» **AIM**
Output, exactly as they appear, everything from the start of the lines down to the line containing "gantt-bar [900, 551, 928, 561]", including both ends.

_ _ _ _ _ _ _

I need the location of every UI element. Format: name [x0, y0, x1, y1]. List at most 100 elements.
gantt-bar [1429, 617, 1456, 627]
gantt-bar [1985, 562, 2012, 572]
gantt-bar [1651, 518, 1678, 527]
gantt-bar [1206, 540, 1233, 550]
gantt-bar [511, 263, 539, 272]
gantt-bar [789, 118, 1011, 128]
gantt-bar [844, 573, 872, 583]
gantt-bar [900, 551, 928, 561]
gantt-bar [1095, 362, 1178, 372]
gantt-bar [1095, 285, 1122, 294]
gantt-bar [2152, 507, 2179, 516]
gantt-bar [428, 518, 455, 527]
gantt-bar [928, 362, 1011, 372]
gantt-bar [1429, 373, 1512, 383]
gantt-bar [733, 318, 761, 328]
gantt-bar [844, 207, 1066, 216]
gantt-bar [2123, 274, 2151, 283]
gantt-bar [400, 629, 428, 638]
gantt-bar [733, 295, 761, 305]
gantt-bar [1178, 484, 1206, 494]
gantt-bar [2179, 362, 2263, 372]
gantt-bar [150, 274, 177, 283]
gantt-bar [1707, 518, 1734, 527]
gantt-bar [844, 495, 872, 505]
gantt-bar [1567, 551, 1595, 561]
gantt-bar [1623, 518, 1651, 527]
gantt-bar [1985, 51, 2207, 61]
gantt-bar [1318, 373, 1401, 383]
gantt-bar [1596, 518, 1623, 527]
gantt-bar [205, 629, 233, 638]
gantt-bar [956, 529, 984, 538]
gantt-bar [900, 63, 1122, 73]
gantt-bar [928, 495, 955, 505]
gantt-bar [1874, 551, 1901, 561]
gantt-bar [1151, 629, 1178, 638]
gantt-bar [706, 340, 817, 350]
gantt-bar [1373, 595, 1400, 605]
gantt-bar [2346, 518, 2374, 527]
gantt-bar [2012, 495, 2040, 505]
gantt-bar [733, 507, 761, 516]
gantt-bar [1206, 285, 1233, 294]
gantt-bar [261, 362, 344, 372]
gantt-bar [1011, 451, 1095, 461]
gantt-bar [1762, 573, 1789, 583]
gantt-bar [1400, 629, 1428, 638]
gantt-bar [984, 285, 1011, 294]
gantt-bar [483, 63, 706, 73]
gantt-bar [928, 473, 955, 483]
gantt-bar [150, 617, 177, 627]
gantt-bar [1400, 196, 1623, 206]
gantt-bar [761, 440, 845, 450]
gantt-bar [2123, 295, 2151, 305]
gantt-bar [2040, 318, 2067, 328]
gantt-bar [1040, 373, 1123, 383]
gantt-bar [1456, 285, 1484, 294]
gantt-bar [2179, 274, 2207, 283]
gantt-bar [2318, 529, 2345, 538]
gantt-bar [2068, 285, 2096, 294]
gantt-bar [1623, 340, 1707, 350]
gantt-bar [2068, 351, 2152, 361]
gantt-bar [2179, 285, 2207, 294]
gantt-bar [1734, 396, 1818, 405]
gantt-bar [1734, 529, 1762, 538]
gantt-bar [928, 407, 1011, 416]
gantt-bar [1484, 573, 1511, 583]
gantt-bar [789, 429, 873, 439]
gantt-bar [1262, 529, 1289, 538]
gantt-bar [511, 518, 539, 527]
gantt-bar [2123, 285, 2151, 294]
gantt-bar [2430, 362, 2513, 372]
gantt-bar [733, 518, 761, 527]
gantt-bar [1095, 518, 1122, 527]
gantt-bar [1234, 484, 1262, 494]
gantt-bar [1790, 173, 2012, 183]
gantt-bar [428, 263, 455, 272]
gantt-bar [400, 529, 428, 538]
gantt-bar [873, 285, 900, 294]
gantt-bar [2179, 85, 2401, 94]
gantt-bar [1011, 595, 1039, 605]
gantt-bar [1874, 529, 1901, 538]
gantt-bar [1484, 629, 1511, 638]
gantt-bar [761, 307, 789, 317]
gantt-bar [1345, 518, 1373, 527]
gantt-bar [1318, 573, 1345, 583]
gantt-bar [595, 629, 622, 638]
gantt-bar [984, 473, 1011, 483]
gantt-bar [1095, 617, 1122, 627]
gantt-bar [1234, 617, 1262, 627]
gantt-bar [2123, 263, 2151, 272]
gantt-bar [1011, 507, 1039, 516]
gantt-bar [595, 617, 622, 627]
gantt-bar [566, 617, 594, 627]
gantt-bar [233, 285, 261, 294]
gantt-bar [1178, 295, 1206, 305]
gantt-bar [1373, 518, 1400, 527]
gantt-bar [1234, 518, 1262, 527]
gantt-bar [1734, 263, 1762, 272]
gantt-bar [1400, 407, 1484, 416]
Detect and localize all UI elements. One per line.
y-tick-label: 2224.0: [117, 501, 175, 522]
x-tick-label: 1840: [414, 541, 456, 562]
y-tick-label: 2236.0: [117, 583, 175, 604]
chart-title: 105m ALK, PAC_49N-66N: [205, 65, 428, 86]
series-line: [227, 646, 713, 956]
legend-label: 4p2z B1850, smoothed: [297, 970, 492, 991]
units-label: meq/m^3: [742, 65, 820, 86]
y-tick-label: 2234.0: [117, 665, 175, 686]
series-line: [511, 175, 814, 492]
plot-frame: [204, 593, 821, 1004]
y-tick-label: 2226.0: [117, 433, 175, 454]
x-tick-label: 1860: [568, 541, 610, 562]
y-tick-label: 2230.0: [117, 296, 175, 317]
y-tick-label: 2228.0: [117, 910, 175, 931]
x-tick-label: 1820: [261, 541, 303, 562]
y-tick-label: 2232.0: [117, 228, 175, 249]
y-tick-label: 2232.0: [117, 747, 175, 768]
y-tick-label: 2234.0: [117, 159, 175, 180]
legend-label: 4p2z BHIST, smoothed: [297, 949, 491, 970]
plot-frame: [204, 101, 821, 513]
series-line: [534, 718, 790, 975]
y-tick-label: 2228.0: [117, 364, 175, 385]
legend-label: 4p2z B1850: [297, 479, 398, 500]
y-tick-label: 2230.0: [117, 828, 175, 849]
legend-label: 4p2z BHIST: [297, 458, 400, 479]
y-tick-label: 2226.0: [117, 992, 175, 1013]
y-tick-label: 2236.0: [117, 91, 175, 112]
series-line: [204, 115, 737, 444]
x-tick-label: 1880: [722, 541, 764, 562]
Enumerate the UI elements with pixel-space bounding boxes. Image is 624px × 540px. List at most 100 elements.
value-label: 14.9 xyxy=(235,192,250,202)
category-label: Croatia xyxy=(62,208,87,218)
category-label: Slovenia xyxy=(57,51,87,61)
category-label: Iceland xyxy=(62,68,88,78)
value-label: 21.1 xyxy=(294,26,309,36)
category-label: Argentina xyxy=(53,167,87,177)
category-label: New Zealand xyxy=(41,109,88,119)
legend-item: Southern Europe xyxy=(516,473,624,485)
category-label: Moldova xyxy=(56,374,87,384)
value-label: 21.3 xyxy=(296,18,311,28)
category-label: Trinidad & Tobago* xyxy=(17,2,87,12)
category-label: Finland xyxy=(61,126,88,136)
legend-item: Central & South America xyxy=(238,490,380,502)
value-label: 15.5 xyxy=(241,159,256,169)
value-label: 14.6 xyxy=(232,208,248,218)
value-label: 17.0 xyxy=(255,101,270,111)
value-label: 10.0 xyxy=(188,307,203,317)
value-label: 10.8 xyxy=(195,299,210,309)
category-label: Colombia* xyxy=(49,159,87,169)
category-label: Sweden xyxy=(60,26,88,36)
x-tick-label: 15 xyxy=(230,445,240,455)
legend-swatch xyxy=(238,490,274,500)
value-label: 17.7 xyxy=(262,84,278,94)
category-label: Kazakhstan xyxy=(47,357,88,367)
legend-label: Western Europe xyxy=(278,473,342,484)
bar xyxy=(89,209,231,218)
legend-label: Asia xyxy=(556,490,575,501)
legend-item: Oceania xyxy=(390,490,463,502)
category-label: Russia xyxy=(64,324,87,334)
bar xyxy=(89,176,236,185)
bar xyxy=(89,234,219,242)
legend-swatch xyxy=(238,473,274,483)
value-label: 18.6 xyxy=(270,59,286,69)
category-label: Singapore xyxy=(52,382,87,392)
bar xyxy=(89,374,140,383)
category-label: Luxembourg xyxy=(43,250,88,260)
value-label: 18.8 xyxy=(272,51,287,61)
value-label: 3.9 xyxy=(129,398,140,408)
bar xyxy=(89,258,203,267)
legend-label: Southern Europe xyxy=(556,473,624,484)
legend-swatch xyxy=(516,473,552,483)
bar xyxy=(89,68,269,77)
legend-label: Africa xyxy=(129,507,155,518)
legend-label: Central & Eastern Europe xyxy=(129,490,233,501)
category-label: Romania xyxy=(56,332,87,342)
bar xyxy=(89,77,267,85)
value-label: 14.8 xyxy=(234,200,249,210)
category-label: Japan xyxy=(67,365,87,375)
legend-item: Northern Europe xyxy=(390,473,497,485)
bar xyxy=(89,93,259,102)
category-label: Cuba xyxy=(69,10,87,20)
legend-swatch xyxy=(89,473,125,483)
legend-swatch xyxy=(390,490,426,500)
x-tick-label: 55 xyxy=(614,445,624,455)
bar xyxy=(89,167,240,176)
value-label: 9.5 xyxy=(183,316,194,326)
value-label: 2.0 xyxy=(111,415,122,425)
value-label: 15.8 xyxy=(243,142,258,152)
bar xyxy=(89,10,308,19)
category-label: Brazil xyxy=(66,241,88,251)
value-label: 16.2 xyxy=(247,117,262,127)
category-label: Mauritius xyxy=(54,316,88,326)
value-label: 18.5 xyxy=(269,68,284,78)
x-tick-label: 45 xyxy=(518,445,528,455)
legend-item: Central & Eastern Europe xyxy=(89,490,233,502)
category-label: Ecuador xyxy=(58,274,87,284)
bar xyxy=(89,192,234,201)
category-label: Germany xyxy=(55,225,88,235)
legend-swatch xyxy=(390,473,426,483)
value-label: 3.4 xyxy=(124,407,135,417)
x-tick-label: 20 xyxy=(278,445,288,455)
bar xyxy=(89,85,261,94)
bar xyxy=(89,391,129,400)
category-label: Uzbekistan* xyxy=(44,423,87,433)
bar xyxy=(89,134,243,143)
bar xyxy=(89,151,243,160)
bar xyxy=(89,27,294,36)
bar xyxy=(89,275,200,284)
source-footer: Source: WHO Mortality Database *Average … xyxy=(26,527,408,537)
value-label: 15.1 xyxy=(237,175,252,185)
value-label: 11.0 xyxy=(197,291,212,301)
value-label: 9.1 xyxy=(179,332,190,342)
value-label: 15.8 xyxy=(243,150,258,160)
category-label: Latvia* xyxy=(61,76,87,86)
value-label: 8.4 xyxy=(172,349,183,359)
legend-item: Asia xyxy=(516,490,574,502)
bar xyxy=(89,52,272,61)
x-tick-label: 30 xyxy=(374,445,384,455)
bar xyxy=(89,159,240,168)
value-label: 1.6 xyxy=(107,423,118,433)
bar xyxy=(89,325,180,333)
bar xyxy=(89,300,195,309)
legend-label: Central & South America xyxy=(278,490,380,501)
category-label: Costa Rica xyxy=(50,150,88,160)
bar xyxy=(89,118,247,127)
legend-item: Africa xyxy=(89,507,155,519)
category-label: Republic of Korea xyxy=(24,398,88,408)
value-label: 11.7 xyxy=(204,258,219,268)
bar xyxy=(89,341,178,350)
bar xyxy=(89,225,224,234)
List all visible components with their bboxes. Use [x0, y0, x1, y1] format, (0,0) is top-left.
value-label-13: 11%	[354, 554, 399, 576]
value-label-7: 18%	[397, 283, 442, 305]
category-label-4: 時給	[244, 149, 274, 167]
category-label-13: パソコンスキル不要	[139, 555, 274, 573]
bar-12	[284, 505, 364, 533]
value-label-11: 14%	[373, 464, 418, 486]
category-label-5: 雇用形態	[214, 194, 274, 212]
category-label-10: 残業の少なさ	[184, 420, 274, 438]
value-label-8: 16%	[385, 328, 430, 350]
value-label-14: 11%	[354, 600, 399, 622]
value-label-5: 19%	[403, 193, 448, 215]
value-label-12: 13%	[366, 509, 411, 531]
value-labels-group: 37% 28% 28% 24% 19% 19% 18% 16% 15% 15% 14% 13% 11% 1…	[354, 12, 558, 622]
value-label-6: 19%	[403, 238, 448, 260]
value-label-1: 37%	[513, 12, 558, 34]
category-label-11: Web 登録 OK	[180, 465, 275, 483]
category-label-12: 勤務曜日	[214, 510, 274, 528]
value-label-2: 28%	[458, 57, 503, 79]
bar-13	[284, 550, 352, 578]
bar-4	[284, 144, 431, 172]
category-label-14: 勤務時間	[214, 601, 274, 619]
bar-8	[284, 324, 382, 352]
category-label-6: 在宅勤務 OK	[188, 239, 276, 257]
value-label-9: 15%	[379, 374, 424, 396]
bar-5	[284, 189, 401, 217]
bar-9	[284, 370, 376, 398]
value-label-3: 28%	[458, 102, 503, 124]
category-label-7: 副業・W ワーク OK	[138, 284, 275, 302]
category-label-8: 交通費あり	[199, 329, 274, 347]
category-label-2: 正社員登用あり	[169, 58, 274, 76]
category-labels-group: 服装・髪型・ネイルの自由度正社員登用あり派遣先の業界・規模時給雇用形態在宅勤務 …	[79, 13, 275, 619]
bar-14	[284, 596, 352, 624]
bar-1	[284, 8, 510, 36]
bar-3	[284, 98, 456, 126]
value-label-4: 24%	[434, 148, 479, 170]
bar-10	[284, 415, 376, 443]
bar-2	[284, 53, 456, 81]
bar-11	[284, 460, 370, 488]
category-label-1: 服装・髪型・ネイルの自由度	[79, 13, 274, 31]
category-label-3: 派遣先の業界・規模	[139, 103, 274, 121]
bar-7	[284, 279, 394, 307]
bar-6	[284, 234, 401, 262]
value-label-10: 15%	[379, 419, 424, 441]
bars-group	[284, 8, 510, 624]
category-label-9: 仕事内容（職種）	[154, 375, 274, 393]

_ _ _ _ _ _ _

» **TASK SOLUTION**
I need the location of every UI element. Format: name [x0, y0, x1, y1]. List at most 100 elements.
gantt-bar [1429, 617, 1456, 627]
gantt-bar [1985, 562, 2012, 572]
gantt-bar [1651, 518, 1678, 527]
gantt-bar [1206, 540, 1233, 550]
gantt-bar [511, 263, 539, 272]
gantt-bar [789, 118, 1011, 128]
gantt-bar [844, 573, 872, 583]
gantt-bar [900, 551, 928, 561]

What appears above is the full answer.